[Records from a data collection]
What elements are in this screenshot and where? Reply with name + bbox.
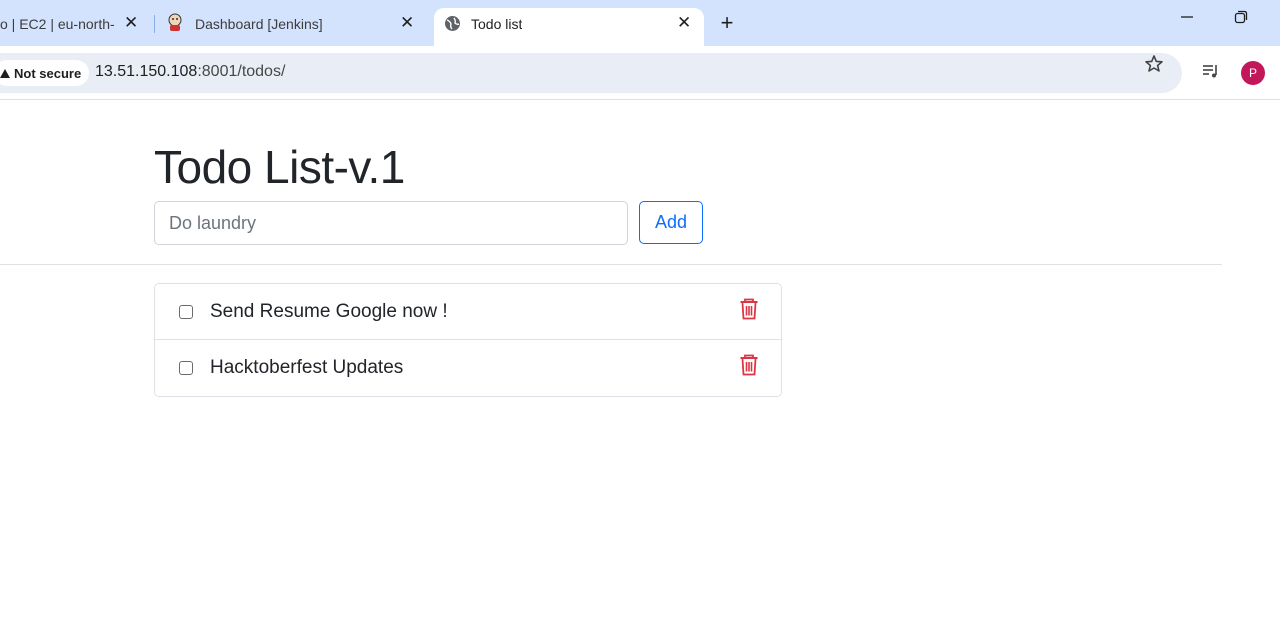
url-host: 13.51.150.108 (95, 63, 198, 80)
minimize-icon[interactable] (1180, 10, 1194, 29)
tab-separator (154, 15, 155, 33)
close-icon[interactable]: ✕ (400, 13, 414, 33)
tab-title: Dashboard [Jenkins] (195, 16, 323, 32)
todo-text: Hacktoberfest Updates (210, 357, 404, 378)
security-label: Not secure (14, 65, 82, 81)
bookmark-star-icon[interactable] (1144, 54, 1164, 80)
list-item: Hacktoberfest Updates (155, 340, 781, 396)
todo-checkbox[interactable] (179, 305, 193, 319)
tab-strip: o | EC2 | eu-north- ✕ Dashboard [Jenkins… (0, 0, 1280, 46)
browser-toolbar: Not secure 13.51.150.108:8001/todos/ P (0, 46, 1280, 100)
todo-text: Send Resume Google now ! (210, 301, 448, 322)
list-item: Send Resume Google now ! (155, 284, 781, 340)
todo-input[interactable] (154, 201, 628, 245)
close-icon[interactable]: ✕ (677, 13, 691, 33)
jenkins-icon (166, 13, 184, 31)
restore-icon[interactable] (1234, 10, 1248, 29)
close-icon[interactable]: ✕ (124, 13, 138, 33)
page-title: Todo List-v.1 (154, 141, 405, 193)
new-tab-button[interactable]: + (716, 10, 738, 36)
tab-title: Todo list (471, 16, 523, 32)
warning-icon (0, 68, 10, 78)
divider (0, 264, 1222, 265)
security-chip[interactable]: Not secure (0, 60, 90, 86)
url-path: :8001/todos/ (197, 63, 286, 80)
trash-icon[interactable] (739, 298, 759, 320)
todo-list: Send Resume Google now ! Hacktoberfest U… (154, 283, 782, 397)
tab-todo-list[interactable]: Todo list ✕ (434, 8, 704, 46)
tab-jenkins[interactable]: Dashboard [Jenkins] ✕ (158, 8, 430, 46)
tab-title: o | EC2 | eu-north- (0, 16, 115, 32)
tab-ec2[interactable]: o | EC2 | eu-north- ✕ (0, 8, 150, 46)
add-button[interactable]: Add (639, 201, 703, 244)
todo-checkbox[interactable] (179, 361, 193, 375)
globe-icon (444, 15, 461, 32)
media-control-icon[interactable] (1201, 62, 1221, 82)
trash-icon[interactable] (739, 354, 759, 376)
address-bar[interactable]: Not secure 13.51.150.108:8001/todos/ (0, 53, 1182, 93)
url-text[interactable]: 13.51.150.108:8001/todos/ (95, 63, 285, 81)
avatar[interactable]: P (1241, 61, 1265, 85)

*What is asked*. Quote every line of the listing above word for word, from its first line to its last, omitting only the pictures.

*The answer*.
What elements are in this screenshot and where? Reply with name + bbox.
url-host: 13.51.150.108 (95, 63, 198, 80)
minimize-icon[interactable] (1180, 10, 1194, 29)
tab-separator (154, 15, 155, 33)
close-icon[interactable]: ✕ (400, 13, 414, 33)
tab-title: Dashboard [Jenkins] (195, 16, 323, 32)
todo-text: Hacktoberfest Updates (210, 357, 404, 378)
security-label: Not secure (14, 65, 82, 81)
bookmark-star-icon[interactable] (1144, 54, 1164, 80)
list-item: Hacktoberfest Updates (155, 340, 781, 396)
todo-checkbox[interactable] (179, 305, 193, 319)
tab-strip: o | EC2 | eu-north- ✕ Dashboard [Jenkins… (0, 0, 1280, 46)
browser-toolbar: Not secure 13.51.150.108:8001/todos/ P (0, 46, 1280, 100)
todo-text: Send Resume Google now ! (210, 301, 448, 322)
list-item: Send Resume Google now ! (155, 284, 781, 340)
todo-input[interactable] (154, 201, 628, 245)
close-icon[interactable]: ✕ (677, 13, 691, 33)
jenkins-icon (166, 13, 184, 31)
restore-icon[interactable] (1234, 10, 1248, 29)
close-icon[interactable]: ✕ (124, 13, 138, 33)
page-title: Todo List-v.1 (154, 141, 405, 193)
new-tab-button[interactable]: + (716, 10, 738, 36)
tab-title: Todo list (471, 16, 523, 32)
warning-icon (0, 68, 10, 78)
divider (0, 264, 1222, 265)
security-chip[interactable]: Not secure (0, 60, 90, 86)
url-path: :8001/todos/ (197, 63, 286, 80)
trash-icon[interactable] (739, 298, 759, 320)
todo-list: Send Resume Google now ! Hacktoberfest U… (154, 283, 782, 397)
tab-todo-list[interactable]: Todo list ✕ (434, 8, 704, 46)
tab-jenkins[interactable]: Dashboard [Jenkins] ✕ (158, 8, 430, 46)
tab-title: o | EC2 | eu-north- (0, 16, 115, 32)
tab-ec2[interactable]: o | EC2 | eu-north- ✕ (0, 8, 150, 46)
add-button[interactable]: Add (639, 201, 703, 244)
todo-checkbox[interactable] (179, 361, 193, 375)
globe-icon (444, 15, 461, 32)
media-control-icon[interactable] (1201, 62, 1221, 82)
trash-icon[interactable] (739, 354, 759, 376)
address-bar[interactable]: Not secure 13.51.150.108:8001/todos/ (0, 53, 1182, 93)
url-text[interactable]: 13.51.150.108:8001/todos/ (95, 63, 285, 81)
avatar[interactable]: P (1241, 61, 1265, 85)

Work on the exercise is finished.